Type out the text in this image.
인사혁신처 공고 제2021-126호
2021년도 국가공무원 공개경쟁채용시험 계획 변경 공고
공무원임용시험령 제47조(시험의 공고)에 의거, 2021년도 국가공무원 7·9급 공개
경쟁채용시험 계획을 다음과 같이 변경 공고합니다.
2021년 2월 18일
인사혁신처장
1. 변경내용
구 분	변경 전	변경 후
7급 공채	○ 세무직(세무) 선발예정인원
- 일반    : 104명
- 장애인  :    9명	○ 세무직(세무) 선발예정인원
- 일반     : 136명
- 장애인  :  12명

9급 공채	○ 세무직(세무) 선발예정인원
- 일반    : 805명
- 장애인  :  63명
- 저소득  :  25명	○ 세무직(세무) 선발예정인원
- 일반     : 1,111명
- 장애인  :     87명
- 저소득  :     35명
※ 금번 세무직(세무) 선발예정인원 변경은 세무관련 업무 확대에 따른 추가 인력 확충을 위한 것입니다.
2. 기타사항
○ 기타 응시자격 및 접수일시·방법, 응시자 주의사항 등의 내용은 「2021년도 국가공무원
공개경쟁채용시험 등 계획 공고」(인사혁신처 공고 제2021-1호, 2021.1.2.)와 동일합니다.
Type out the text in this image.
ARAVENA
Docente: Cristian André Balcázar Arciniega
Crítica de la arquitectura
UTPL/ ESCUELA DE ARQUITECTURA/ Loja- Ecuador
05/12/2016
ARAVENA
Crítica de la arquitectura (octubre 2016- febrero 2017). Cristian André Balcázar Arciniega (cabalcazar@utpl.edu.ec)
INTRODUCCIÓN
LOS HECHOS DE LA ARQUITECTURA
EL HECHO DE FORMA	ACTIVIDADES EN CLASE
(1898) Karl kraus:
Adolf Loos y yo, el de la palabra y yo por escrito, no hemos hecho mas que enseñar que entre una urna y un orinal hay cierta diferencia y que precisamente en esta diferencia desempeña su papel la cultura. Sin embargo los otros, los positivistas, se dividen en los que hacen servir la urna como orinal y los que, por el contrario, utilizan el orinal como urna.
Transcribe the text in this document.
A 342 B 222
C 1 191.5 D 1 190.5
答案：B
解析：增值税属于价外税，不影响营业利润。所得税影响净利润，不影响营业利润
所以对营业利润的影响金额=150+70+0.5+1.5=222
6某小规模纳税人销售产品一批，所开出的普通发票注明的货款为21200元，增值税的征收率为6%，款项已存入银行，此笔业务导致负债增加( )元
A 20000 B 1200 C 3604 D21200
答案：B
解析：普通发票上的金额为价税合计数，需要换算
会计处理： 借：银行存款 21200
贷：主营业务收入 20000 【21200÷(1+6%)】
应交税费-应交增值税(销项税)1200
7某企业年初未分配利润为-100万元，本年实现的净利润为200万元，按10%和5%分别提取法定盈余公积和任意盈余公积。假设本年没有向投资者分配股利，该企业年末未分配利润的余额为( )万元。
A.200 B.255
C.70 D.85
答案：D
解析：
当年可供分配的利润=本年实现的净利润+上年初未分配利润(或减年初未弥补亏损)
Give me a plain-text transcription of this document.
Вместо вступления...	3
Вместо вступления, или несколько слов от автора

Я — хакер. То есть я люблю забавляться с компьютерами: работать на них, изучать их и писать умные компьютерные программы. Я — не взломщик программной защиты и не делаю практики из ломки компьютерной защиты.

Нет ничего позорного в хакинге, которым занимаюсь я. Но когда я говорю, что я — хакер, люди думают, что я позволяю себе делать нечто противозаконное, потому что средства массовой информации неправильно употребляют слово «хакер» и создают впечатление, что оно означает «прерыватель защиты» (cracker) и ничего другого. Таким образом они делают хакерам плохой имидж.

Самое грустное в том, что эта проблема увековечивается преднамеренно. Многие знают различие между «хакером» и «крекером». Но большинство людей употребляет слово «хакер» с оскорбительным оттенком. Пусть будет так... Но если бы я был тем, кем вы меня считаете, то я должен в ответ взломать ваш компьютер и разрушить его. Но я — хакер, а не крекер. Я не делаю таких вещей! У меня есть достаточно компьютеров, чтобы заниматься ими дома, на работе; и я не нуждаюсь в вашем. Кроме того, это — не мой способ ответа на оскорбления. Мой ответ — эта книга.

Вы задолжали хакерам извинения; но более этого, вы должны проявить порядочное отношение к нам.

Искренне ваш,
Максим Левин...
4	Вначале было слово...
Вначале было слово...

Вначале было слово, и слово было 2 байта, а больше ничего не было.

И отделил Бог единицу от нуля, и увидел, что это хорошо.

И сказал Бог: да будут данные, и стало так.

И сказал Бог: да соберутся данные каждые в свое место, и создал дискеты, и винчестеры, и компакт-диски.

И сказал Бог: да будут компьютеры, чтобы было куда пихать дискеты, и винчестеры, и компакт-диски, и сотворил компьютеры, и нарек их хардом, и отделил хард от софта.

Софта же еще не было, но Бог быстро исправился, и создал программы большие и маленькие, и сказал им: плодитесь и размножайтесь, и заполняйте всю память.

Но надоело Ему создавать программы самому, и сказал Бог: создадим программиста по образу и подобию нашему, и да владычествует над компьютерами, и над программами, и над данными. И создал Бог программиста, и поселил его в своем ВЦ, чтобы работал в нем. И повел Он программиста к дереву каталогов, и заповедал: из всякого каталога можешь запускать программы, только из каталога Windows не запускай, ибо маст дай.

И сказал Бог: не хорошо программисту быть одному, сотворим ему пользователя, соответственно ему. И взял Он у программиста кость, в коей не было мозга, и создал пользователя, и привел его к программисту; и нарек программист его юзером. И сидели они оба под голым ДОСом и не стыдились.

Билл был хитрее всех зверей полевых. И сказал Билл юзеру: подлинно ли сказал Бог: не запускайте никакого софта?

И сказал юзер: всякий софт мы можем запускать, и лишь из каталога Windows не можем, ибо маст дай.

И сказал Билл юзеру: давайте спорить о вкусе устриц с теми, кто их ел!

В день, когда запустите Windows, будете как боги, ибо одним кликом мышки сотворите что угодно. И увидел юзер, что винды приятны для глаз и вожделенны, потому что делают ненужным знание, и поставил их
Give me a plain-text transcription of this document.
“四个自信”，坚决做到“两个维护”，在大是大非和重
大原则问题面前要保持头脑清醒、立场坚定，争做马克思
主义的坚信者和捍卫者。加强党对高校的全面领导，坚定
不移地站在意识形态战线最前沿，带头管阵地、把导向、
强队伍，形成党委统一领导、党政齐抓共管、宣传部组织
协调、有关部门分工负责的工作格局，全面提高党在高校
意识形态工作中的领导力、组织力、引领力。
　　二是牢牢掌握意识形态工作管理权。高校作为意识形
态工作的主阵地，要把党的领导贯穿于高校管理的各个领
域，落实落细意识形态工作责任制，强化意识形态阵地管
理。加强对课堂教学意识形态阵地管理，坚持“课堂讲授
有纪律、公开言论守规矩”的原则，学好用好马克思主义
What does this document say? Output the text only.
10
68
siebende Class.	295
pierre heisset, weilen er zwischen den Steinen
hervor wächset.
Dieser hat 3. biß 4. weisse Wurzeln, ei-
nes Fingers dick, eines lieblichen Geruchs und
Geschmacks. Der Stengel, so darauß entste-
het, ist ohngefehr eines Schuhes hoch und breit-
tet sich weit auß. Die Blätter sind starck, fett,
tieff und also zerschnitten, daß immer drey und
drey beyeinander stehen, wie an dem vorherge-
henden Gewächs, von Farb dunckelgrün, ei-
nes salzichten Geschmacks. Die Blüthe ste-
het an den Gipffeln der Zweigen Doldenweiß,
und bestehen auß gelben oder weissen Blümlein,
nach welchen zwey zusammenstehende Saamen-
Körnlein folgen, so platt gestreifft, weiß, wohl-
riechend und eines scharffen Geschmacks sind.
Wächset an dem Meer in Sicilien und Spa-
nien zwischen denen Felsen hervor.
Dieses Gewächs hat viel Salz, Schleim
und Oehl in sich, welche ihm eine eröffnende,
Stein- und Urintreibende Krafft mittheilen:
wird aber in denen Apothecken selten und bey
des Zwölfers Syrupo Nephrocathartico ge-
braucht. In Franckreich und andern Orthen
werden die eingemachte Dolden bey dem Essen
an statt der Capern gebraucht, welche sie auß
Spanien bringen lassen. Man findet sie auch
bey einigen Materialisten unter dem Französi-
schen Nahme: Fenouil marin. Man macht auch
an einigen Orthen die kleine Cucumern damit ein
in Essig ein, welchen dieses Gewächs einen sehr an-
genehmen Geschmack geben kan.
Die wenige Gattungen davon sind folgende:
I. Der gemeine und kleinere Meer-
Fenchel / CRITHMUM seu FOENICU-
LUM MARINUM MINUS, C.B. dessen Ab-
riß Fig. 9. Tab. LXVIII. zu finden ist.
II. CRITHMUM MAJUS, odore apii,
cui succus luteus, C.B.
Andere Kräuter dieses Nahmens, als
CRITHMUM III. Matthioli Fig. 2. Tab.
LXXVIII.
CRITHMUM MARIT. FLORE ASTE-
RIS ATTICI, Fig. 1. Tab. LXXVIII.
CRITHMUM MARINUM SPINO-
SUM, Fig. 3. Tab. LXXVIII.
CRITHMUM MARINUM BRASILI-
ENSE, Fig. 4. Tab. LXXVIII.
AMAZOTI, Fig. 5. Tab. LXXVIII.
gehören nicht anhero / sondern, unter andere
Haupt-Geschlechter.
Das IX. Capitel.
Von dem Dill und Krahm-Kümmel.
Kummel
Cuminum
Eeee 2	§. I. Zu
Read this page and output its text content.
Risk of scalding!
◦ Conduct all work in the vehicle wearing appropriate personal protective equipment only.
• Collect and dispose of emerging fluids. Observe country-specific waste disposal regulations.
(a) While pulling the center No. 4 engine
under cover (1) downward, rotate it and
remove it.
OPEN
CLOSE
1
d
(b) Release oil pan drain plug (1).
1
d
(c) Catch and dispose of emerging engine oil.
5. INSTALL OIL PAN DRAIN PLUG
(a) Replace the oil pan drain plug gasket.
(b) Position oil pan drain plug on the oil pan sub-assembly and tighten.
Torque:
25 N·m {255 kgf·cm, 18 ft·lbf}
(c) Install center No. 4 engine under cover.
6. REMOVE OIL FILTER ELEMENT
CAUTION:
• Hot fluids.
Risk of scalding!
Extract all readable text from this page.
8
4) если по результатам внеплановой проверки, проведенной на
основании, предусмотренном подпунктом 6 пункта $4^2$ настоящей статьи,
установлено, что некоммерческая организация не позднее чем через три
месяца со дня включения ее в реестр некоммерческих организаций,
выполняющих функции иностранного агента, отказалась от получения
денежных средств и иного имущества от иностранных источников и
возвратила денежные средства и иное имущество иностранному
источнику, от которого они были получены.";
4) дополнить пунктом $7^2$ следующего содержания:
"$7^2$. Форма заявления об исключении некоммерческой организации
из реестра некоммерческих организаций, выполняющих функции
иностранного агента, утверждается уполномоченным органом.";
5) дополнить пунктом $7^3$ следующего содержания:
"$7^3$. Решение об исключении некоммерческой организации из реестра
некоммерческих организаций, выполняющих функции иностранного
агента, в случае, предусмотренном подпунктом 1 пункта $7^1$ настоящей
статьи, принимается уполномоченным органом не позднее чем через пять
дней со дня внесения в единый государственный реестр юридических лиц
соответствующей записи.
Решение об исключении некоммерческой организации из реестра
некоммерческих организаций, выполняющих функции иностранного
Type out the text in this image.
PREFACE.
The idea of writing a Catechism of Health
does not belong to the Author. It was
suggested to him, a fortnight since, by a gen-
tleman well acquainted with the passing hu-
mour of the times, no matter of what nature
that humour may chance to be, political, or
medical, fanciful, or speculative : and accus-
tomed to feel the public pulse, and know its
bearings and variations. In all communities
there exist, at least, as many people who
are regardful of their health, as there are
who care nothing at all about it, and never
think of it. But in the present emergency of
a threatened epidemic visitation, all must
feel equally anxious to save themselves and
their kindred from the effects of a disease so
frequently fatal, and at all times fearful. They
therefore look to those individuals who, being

•••

Exercise aim
Gather, from the listing above, every line carrying the word "настоящей".

Task answer
основании, предусмотренном подпунктом 6 пункта $4^2$ настоящей статьи,
агента, в случае, предусмотренном подпунктом 1 пункта $7^1$ настоящей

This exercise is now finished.